#### [To be done]
Provide an exact reproduction of every entry.

#### [Collected data entries]
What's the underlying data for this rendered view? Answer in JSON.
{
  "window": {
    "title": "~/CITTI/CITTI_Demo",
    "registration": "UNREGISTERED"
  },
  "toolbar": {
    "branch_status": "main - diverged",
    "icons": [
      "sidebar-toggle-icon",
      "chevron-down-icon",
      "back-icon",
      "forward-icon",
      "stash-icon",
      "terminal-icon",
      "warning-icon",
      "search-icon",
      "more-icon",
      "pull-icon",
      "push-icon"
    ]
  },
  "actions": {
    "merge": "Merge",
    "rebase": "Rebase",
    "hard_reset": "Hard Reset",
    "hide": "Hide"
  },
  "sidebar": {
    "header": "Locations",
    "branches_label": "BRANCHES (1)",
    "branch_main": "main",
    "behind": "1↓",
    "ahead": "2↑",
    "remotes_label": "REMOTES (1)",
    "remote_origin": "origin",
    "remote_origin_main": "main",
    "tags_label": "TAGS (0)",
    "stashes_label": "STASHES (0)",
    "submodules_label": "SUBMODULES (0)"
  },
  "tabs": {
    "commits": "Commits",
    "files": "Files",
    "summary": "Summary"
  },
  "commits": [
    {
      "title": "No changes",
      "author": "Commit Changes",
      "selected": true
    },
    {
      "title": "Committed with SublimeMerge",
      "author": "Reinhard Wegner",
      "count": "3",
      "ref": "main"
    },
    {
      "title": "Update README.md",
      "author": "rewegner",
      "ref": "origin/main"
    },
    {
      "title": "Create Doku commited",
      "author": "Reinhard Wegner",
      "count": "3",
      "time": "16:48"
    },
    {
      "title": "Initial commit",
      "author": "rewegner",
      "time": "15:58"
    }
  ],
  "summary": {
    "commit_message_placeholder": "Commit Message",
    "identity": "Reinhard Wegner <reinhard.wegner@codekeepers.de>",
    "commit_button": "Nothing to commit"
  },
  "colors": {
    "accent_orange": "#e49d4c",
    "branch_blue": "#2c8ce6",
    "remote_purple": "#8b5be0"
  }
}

#### [Task answer]
What's the underlying data for this rendered view? Answer in JSON.
{
  "window": {
    "title": "~/CITTI/CITTI_Demo",
    "registration": "UNREGISTERED"
  },
  "toolbar": {
    "branch_status": "main - diverged",
    "icons": [
      "sidebar-toggle-icon",
      "chevron-down-icon",
      "back-icon",
      "forward-icon",
      "stash-icon",
      "terminal-icon",
      "warning-icon",
      "search-icon",
      "more-icon",
      "pull-icon",
      "push-icon"
    ]
  },
  "actions": {
    "merge": "Merge",
    "rebase": "Rebase",
    "hard_reset": "Hard Reset",
    "hide": "Hide"
  },
  "sidebar": {
    "header": "Locations",
    "branches_label": "BRANCHES (1)",
    "branch_main": "main",
    "behind": "1↓",
    "ahead": "2↑",
    "remotes_label": "REMOTES (1)",
    "remote_origin": "origin",
    "remote_origin_main": "main",
    "tags_label": "TAGS (0)",
    "stashes_label": "STASHES (0)",
    "submodules_label": "SUBMODULES (0)"
  },
  "tabs": {
    "commits": "Commits",
    "files": "Files",
    "summary": "Summary"
  },
  "commits": [
    {
      "title": "No changes",
      "author": "Commit Changes",
      "selected": true
    },
    {
      "title": "Committed with SublimeMerge",
      "author": "Reinhard Wegner",
      "count": "3",
      "ref": "main"
    },
    {
      "title": "Update README.md",
      "author": "rewegner",
      "ref": "origin/main"
    },
    {
      "title": "Create Doku commited",
      "author": "Reinhard Wegner",
      "count": "3",
      "time": "16:48"
    },
    {
      "title": "Initial commit",
      "author": "rewegner",
      "time": "15:58"
    }
  ],
  "summary": {
    "commit_message_placeholder": "Commit Message",
    "identity": "Reinhard Wegner <reinhard.wegner@codekeepers.de>",
    "commit_button": "Nothing to commit"
  },
  "colors": {
    "accent_orange": "#e49d4c",
    "branch_blue": "#2c8ce6",
    "remote_purple": "#8b5be0"
  }
}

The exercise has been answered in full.